**Goal of the exercise:**
Identify the lines that contain the string "screenshot" and copy all of them.

═════ Stored records ═════

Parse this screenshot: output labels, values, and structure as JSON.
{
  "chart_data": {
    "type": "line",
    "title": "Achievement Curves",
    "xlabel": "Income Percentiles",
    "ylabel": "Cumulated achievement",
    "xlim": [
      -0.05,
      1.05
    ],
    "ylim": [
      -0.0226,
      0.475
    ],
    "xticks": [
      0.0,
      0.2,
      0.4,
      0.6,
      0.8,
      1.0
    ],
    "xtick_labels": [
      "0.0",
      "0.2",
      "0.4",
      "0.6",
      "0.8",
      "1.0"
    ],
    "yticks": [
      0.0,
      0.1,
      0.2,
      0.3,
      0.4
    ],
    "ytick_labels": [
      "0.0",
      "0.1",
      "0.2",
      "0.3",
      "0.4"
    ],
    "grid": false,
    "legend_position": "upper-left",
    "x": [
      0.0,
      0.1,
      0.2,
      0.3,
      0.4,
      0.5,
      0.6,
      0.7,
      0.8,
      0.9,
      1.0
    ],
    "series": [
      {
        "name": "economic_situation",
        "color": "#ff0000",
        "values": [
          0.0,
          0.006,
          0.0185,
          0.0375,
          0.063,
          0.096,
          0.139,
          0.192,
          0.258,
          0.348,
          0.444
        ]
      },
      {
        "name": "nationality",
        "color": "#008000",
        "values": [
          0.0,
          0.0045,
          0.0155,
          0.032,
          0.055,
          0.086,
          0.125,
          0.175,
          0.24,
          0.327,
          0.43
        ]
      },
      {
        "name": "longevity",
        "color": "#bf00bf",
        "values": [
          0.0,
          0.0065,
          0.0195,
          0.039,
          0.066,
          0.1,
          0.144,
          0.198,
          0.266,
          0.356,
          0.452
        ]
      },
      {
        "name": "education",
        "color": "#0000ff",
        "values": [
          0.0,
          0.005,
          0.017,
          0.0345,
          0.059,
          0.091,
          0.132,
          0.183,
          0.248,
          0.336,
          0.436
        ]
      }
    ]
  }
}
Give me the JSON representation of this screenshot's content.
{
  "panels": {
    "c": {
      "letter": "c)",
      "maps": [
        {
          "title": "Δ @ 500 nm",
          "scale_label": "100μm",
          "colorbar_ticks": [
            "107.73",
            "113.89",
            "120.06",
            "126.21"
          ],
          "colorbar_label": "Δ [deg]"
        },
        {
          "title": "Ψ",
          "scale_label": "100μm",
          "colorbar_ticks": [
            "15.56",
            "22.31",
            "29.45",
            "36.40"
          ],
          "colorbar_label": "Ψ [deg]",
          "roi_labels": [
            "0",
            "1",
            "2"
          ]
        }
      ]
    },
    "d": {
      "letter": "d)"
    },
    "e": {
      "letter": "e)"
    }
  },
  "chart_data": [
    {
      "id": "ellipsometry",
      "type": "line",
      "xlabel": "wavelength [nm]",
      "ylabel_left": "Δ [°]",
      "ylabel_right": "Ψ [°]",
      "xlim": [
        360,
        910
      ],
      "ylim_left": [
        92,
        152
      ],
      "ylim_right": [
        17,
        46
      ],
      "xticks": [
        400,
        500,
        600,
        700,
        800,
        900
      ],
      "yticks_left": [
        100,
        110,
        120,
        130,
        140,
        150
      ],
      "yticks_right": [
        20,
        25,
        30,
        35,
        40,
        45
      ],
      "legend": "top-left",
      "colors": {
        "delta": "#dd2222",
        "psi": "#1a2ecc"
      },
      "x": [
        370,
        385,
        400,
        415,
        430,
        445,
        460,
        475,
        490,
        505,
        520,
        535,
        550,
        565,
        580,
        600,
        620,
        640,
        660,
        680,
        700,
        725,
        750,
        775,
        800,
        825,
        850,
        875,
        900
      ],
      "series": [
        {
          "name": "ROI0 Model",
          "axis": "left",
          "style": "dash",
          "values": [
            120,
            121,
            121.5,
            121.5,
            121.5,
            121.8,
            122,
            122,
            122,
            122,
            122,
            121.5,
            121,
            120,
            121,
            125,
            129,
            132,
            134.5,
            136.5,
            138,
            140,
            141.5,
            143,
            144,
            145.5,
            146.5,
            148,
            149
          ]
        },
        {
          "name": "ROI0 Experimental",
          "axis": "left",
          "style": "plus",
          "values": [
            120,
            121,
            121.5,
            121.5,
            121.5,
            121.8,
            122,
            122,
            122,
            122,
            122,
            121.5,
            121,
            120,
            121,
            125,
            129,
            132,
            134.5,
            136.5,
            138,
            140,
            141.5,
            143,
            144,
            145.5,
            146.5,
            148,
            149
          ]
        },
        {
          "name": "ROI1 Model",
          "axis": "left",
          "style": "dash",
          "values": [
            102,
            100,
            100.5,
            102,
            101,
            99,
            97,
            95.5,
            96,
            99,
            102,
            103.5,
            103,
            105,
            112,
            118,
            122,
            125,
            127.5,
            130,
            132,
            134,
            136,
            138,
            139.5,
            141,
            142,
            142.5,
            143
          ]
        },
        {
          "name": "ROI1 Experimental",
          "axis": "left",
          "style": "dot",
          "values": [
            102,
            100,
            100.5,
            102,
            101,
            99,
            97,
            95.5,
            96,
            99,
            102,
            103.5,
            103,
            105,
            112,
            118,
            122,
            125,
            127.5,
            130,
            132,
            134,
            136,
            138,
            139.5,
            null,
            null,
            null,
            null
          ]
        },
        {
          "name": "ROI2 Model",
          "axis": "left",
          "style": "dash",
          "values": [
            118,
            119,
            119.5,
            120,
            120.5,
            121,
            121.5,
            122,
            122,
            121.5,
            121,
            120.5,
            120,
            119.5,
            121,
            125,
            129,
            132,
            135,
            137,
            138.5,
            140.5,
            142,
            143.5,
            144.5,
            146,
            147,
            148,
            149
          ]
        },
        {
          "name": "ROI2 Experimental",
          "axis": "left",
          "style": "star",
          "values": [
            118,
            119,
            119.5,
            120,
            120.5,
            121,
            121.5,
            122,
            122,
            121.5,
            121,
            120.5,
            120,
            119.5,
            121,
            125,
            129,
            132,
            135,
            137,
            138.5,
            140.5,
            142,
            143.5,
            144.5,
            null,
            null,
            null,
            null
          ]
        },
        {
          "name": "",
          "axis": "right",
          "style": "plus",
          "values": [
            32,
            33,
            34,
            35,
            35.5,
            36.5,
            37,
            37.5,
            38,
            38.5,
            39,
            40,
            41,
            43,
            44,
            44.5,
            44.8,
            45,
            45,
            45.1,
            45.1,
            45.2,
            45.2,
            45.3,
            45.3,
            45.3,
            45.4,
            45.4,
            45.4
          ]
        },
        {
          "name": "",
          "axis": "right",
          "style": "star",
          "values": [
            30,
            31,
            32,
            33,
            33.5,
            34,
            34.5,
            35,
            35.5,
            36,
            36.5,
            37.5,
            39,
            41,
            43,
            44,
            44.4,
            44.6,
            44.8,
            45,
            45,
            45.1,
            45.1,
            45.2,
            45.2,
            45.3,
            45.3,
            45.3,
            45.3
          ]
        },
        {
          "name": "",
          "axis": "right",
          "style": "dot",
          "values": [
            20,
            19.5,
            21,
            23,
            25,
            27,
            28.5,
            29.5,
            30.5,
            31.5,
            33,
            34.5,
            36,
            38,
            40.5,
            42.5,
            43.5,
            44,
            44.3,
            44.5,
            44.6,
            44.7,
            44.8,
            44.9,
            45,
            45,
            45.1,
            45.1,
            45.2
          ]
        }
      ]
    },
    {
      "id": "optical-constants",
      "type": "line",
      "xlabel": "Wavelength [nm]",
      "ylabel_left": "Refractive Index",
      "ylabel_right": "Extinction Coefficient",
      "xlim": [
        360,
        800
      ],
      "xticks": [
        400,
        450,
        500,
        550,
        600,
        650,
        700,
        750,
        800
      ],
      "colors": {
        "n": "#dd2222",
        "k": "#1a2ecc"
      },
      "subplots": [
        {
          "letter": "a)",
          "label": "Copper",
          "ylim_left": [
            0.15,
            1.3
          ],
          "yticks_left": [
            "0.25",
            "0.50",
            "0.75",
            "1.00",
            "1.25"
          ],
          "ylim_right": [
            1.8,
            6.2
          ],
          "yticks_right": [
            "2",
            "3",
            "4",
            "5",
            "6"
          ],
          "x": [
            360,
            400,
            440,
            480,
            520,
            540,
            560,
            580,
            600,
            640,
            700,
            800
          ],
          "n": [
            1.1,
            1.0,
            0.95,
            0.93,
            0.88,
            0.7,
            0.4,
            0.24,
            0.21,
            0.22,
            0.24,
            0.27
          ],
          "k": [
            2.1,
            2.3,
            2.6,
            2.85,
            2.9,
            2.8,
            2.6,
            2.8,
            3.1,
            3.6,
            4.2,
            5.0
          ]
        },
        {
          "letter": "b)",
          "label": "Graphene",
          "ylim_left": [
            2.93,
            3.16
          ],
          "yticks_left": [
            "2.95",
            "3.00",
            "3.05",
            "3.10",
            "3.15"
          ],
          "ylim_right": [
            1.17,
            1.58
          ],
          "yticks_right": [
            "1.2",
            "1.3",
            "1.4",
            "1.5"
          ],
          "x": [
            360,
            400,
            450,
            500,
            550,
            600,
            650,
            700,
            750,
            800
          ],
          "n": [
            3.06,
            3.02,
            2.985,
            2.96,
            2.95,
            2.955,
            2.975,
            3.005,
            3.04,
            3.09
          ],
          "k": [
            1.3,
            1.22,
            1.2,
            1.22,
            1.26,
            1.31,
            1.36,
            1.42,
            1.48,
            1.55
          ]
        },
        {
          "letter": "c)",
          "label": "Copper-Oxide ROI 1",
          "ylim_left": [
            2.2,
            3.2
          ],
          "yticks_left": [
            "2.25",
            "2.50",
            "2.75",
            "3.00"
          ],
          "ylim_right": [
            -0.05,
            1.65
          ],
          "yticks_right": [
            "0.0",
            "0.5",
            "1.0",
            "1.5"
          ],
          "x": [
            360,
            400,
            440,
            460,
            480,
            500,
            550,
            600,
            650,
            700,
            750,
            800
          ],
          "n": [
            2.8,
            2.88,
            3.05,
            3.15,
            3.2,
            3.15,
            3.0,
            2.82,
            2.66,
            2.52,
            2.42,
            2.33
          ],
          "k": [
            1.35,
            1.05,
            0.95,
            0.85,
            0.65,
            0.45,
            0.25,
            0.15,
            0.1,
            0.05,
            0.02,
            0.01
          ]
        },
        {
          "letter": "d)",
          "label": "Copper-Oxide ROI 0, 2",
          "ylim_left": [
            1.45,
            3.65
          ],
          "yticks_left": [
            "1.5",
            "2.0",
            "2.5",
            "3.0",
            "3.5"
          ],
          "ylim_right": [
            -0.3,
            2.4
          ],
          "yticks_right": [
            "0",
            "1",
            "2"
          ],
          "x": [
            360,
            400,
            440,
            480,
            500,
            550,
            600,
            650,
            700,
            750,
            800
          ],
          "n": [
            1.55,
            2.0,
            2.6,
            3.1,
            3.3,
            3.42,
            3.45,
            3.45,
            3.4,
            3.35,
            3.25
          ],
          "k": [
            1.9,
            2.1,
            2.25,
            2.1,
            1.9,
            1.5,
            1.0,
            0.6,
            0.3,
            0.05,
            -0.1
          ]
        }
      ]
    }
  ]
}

═════

**Solution to the problem:**
Parse this screenshot: output labels, values, and structure as JSON.
Give me the JSON representation of this screenshot's content.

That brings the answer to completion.